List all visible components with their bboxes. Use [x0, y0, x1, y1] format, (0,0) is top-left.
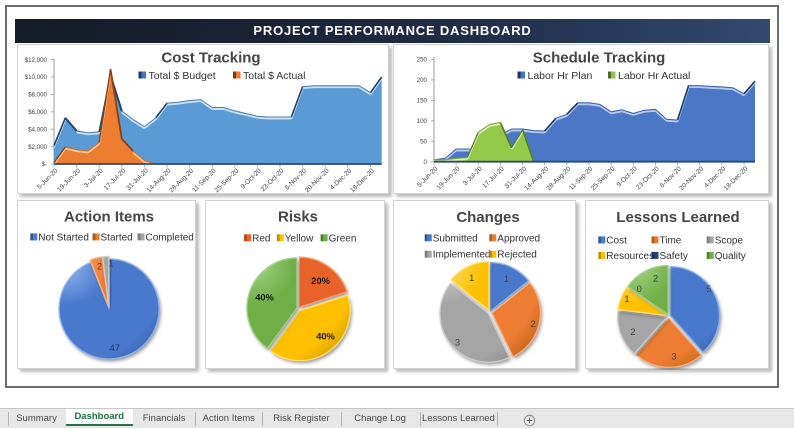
svg-text:Yellow: Yellow — [285, 233, 314, 244]
svg-text:20-Nov-20: 20-Nov-20 — [304, 167, 331, 194]
svg-text:3: 3 — [455, 338, 460, 348]
svg-text:Cost Tracking: Cost Tracking — [161, 50, 260, 67]
svg-text:$4,000: $4,000 — [28, 126, 47, 133]
svg-text:3-Jul-20: 3-Jul-20 — [83, 167, 105, 189]
svg-text:Labor Hr Actual: Labor Hr Actual — [618, 70, 690, 82]
svg-text:200: 200 — [417, 77, 428, 84]
svg-text:Changes: Changes — [456, 209, 519, 226]
svg-text:$-: $- — [41, 161, 47, 168]
svg-text:2: 2 — [630, 327, 635, 337]
svg-text:Submitted: Submitted — [433, 233, 478, 244]
svg-text:Completed: Completed — [146, 232, 194, 243]
svg-text:Total $ Actual: Total $ Actual — [243, 70, 305, 82]
svg-text:19-Jun-20: 19-Jun-20 — [436, 165, 462, 191]
svg-text:$12,000: $12,000 — [25, 57, 48, 64]
svg-text:50: 50 — [420, 139, 427, 146]
svg-text:Time: Time — [660, 235, 682, 246]
svg-text:47: 47 — [110, 343, 121, 354]
svg-text:17-Jul-20: 17-Jul-20 — [103, 167, 128, 192]
svg-text:1: 1 — [108, 259, 113, 269]
svg-text:1: 1 — [469, 273, 474, 283]
svg-text:Quality: Quality — [715, 251, 746, 262]
svg-text:18-Dec-20: 18-Dec-20 — [349, 167, 376, 194]
svg-text:Resources: Resources — [606, 251, 654, 262]
svg-text:Total $ Budget: Total $ Budget — [149, 70, 216, 82]
svg-text:19-Jun-20: 19-Jun-20 — [56, 167, 82, 193]
svg-text:Green: Green — [329, 233, 357, 244]
svg-text:1: 1 — [504, 274, 509, 284]
svg-text:Safety: Safety — [660, 251, 688, 262]
svg-text:0: 0 — [637, 284, 642, 294]
svg-text:2: 2 — [531, 319, 536, 329]
svg-text:Rejected: Rejected — [497, 250, 536, 261]
svg-text:17-Jul-20: 17-Jul-20 — [481, 165, 506, 190]
svg-text:23-Oct-20: 23-Oct-20 — [260, 167, 286, 193]
svg-text:25-Sep-20: 25-Sep-20 — [590, 165, 617, 192]
svg-text:Red: Red — [252, 233, 270, 244]
svg-text:Not Started: Not Started — [38, 232, 89, 243]
svg-text:23-Oct-20: 23-Oct-20 — [635, 165, 661, 191]
svg-text:18-Dec-20: 18-Dec-20 — [723, 165, 750, 192]
svg-text:2: 2 — [97, 262, 102, 272]
svg-text:5: 5 — [706, 284, 711, 294]
svg-text:$6,000: $6,000 — [28, 109, 47, 116]
svg-text:3-Jul-20: 3-Jul-20 — [462, 165, 484, 187]
svg-text:Implemented: Implemented — [433, 250, 491, 261]
svg-text:Risks: Risks — [278, 209, 318, 226]
svg-text:Started: Started — [101, 232, 133, 243]
svg-text:Lessons Learned: Lessons Learned — [616, 209, 739, 226]
svg-text:Scope: Scope — [715, 235, 744, 246]
svg-text:25-Sep-20: 25-Sep-20 — [213, 167, 240, 194]
svg-text:3: 3 — [671, 352, 676, 362]
svg-text:40%: 40% — [255, 292, 274, 302]
svg-text:40%: 40% — [316, 331, 335, 341]
svg-text:$10,000: $10,000 — [25, 74, 48, 81]
svg-text:250: 250 — [417, 57, 428, 64]
svg-text:$8,000: $8,000 — [28, 92, 47, 99]
svg-text:Approved: Approved — [497, 233, 540, 244]
svg-text:150: 150 — [417, 98, 428, 105]
svg-text:20%: 20% — [311, 276, 330, 286]
svg-text:Labor Hr Plan: Labor Hr Plan — [528, 70, 593, 82]
svg-text:1: 1 — [624, 294, 629, 304]
svg-text:Schedule Tracking: Schedule Tracking — [533, 50, 666, 67]
svg-text:2: 2 — [653, 274, 658, 284]
svg-text:$2,000: $2,000 — [28, 144, 47, 151]
svg-text:Action Items: Action Items — [64, 209, 154, 226]
svg-text:0: 0 — [424, 159, 428, 166]
svg-text:20-Nov-20: 20-Nov-20 — [678, 165, 705, 192]
svg-text:Cost: Cost — [606, 235, 627, 246]
svg-text:100: 100 — [417, 118, 428, 125]
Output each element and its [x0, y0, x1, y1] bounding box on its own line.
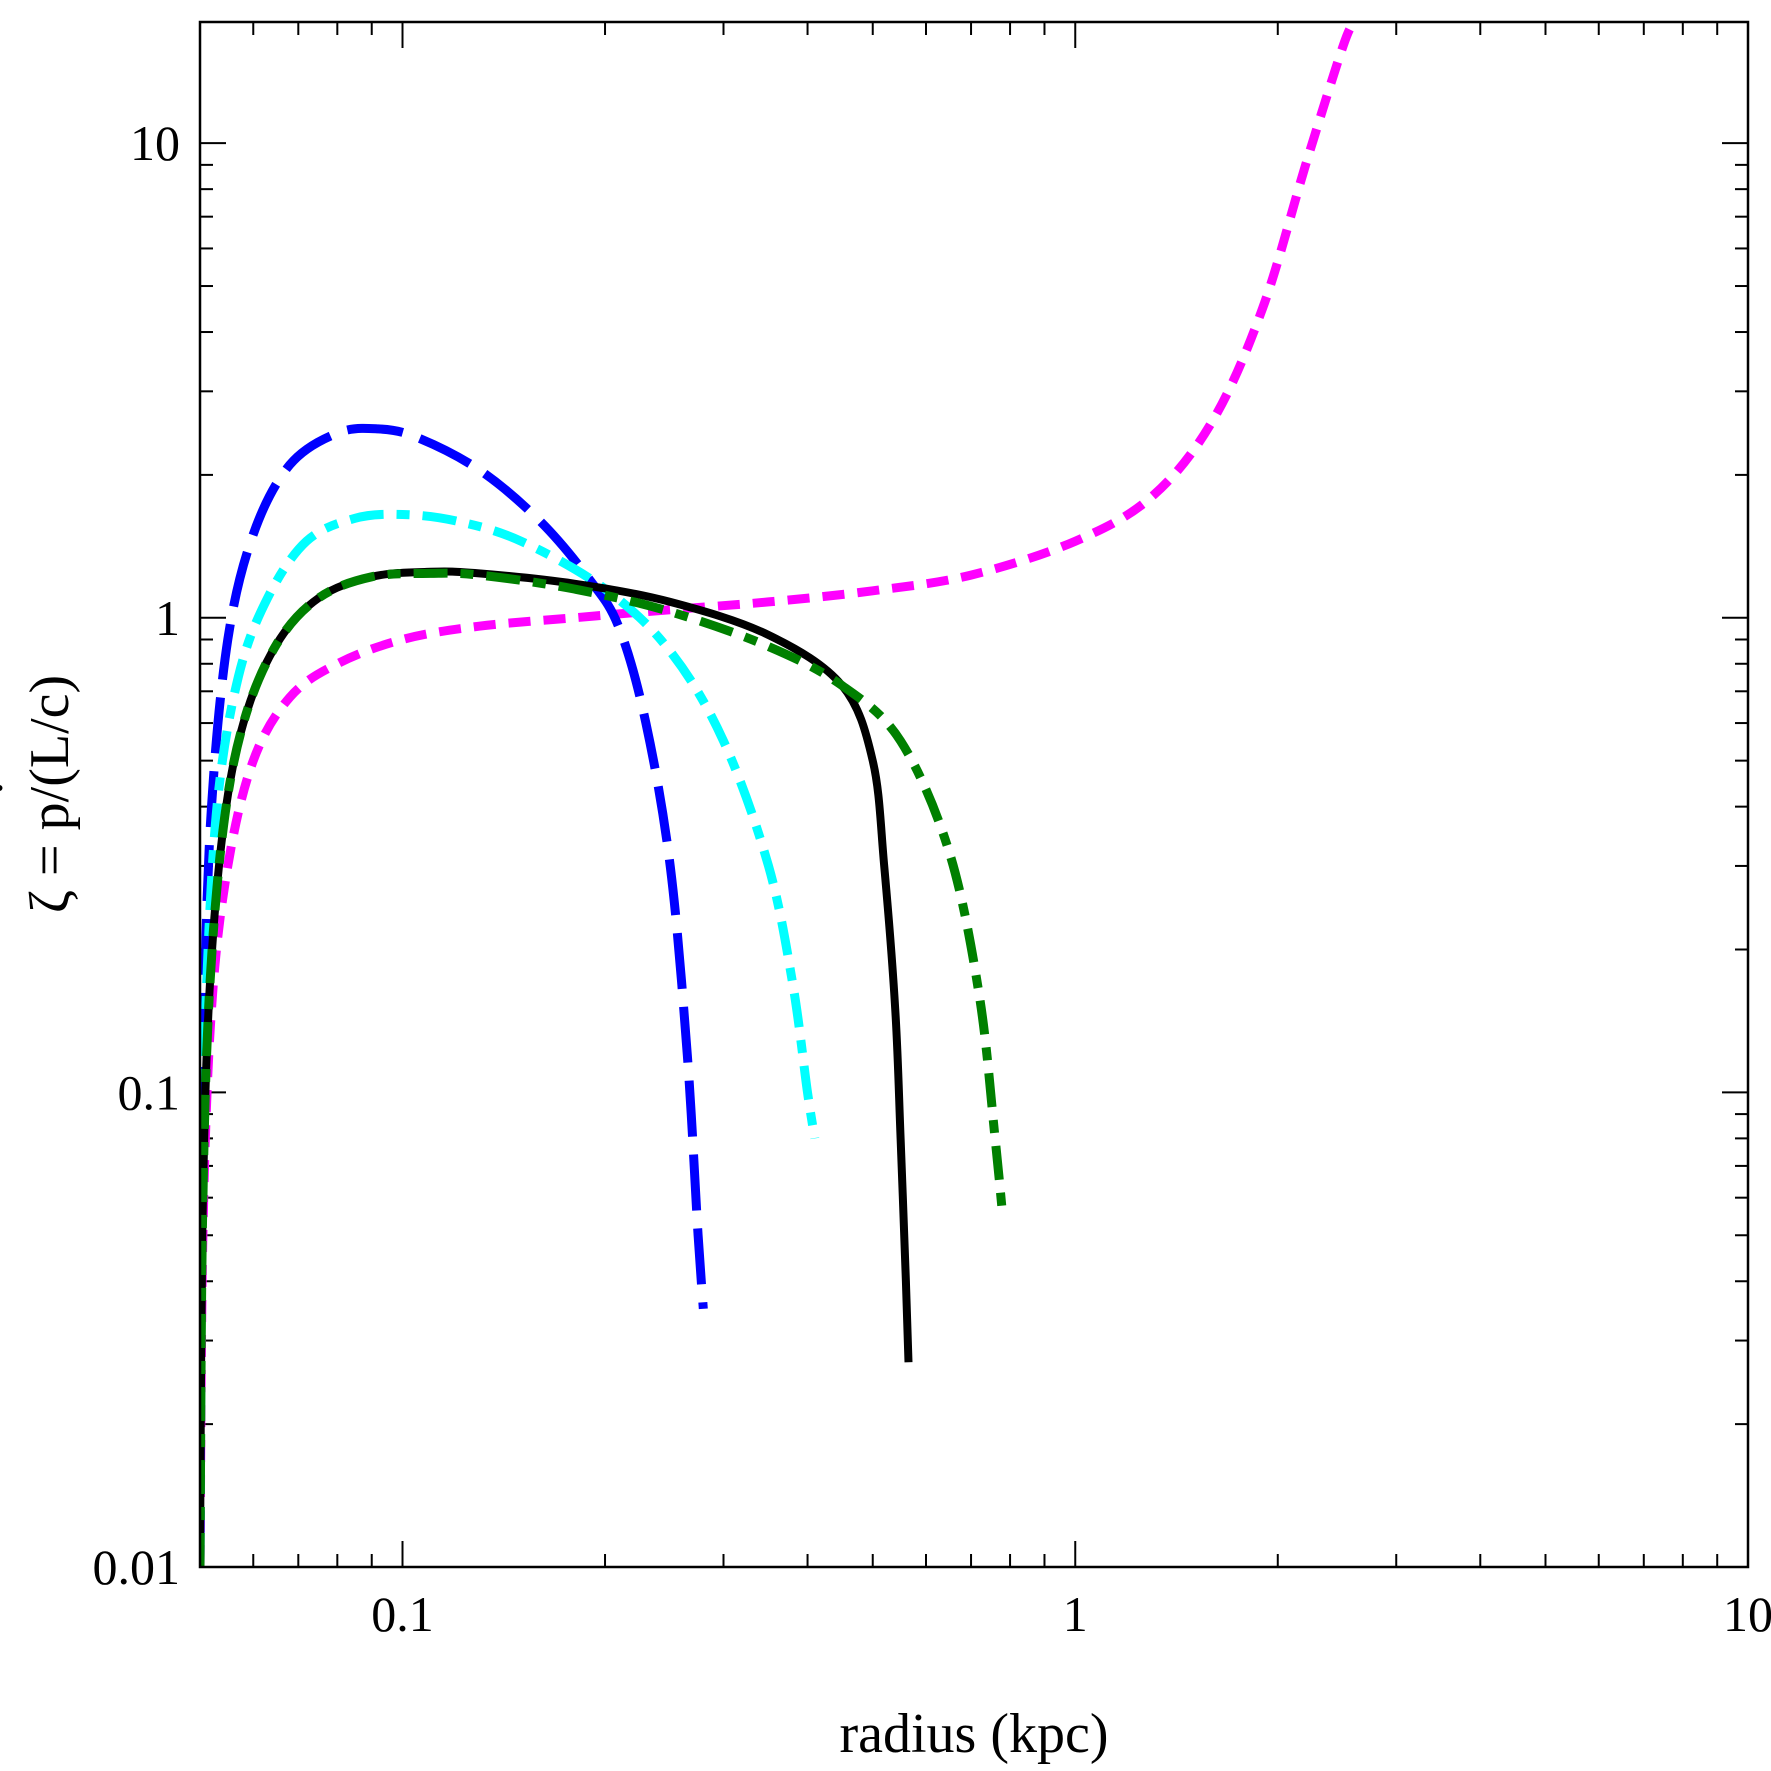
plot-frame [198, 20, 1750, 1569]
y-axis-title-main: ζ = p [19, 802, 81, 913]
x-tick-label: 0.1 [371, 1586, 434, 1642]
series-line-magenta-short-dash [200, 22, 1359, 1567]
y-tick-label: 0.01 [93, 1539, 181, 1595]
series-layer [200, 22, 1359, 1567]
axis-ticks [199, 22, 1749, 1568]
series-line-blue-long-dash [200, 423, 708, 1567]
series-line-green-dash-dot [200, 568, 1008, 1567]
y-axis-title: ζ = p/(L/c) ˙ [0, 675, 81, 913]
y-axis-title-dot: ˙ [0, 779, 47, 798]
series-line-cyan-dash-dot [200, 509, 820, 1567]
x-tick-label: 1 [1063, 1586, 1088, 1642]
svg-text:ζ = p/(L/c): ζ = p/(L/c) [19, 675, 81, 913]
tick-labels: 0.1 1 10 0.01 0.1 1 10 [93, 115, 1771, 1642]
x-axis-title: radius (kpc) [839, 1703, 1108, 1765]
y-axis-title-rest: /(L/c) [19, 675, 81, 802]
y-tick-label: 1 [155, 590, 180, 646]
y-tick-label: 0.1 [118, 1064, 181, 1120]
y-tick-label: 10 [130, 115, 180, 171]
x-tick-label: 10 [1723, 1586, 1771, 1642]
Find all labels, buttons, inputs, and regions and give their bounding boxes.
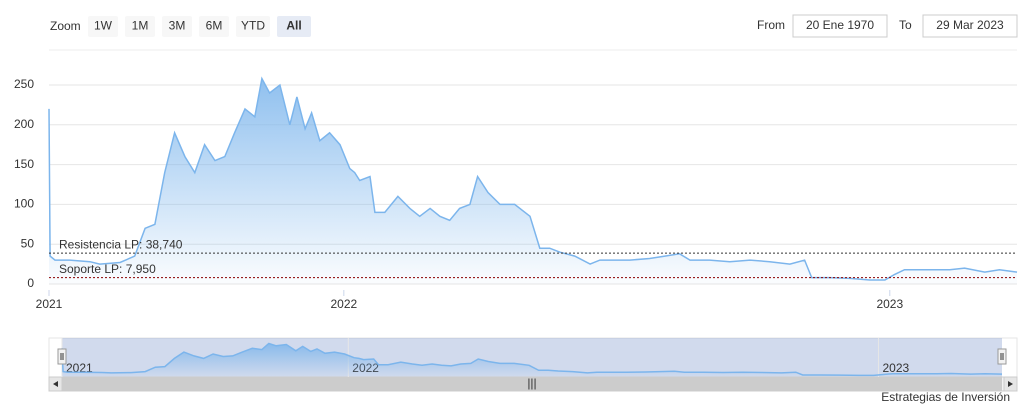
navigator-handle[interactable] [57, 348, 67, 365]
range-button-label[interactable]: 6M [206, 19, 223, 33]
y-tick-label: 0 [27, 276, 34, 290]
range-button-label[interactable]: 1W [94, 19, 113, 33]
area-fill [62, 343, 1002, 376]
y-tick-label: 50 [21, 236, 35, 250]
range-button-label[interactable]: 3M [169, 19, 186, 33]
area-fill [49, 78, 1017, 284]
range-button-label[interactable]: 1M [132, 19, 149, 33]
to-label: To [899, 18, 912, 32]
range-button[interactable] [125, 16, 155, 37]
navigator-label: 2023 [882, 361, 909, 375]
area-line [61, 342, 1003, 377]
range-button[interactable] [199, 16, 229, 37]
range-button[interactable] [277, 16, 311, 37]
x-tick-label: 2022 [330, 297, 357, 311]
scrollbar-thumb[interactable] [62, 377, 1002, 391]
x-tick-label: 2021 [36, 297, 63, 311]
navigator-handle[interactable] [997, 348, 1007, 365]
arrow-right [1008, 381, 1013, 387]
scrollbar-grip: ||| [527, 376, 536, 390]
range-button[interactable] [162, 16, 192, 37]
range-button-label[interactable]: All [286, 19, 301, 33]
y-tick-label: 100 [14, 197, 34, 211]
range-button[interactable] [236, 16, 270, 37]
arrow-left [53, 381, 58, 387]
to-value[interactable]: 29 Mar 2023 [936, 18, 1004, 32]
y-tick-label: 250 [14, 77, 34, 91]
to-input[interactable] [922, 14, 1018, 38]
y-tick-label: 200 [14, 117, 34, 131]
range-button[interactable] [88, 16, 118, 37]
zoom-label: Zoom [50, 19, 81, 33]
from-label: From [757, 18, 785, 32]
x-tick-label: 2023 [876, 297, 903, 311]
y-tick-label: 150 [14, 157, 34, 171]
plot-line-label: Resistencia LP: 38,740 [59, 237, 183, 251]
credit: Estrategias de Inversión [881, 390, 1010, 404]
range-button-label[interactable]: YTD [241, 19, 265, 33]
area-line [48, 76, 1018, 281]
plot-line-label: Soporte LP: 7,950 [59, 262, 156, 276]
from-input[interactable] [792, 14, 888, 38]
from-value[interactable]: 20 Ene 1970 [806, 18, 874, 32]
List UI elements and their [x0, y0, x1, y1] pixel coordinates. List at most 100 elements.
******
### Task brief
Please reproduce the part of the entries that opens with the line containing "navigator-handle[interactable] [57, 348, 67, 365]" and closes with the line containing "range-button[interactable] [125, 16, 155, 37]", both lines included.

### Answer in full
navigator-handle[interactable] [57, 348, 67, 365]
range-button-label[interactable]: 6M [206, 19, 223, 33]
y-tick-label: 0 [27, 276, 34, 290]
range-button-label[interactable]: 1W [94, 19, 113, 33]
area-fill [62, 343, 1002, 376]
y-tick-label: 50 [21, 236, 35, 250]
range-button-label[interactable]: 3M [169, 19, 186, 33]
area-fill [49, 78, 1017, 284]
range-button-label[interactable]: 1M [132, 19, 149, 33]
to-label: To [899, 18, 912, 32]
range-button[interactable] [125, 16, 155, 37]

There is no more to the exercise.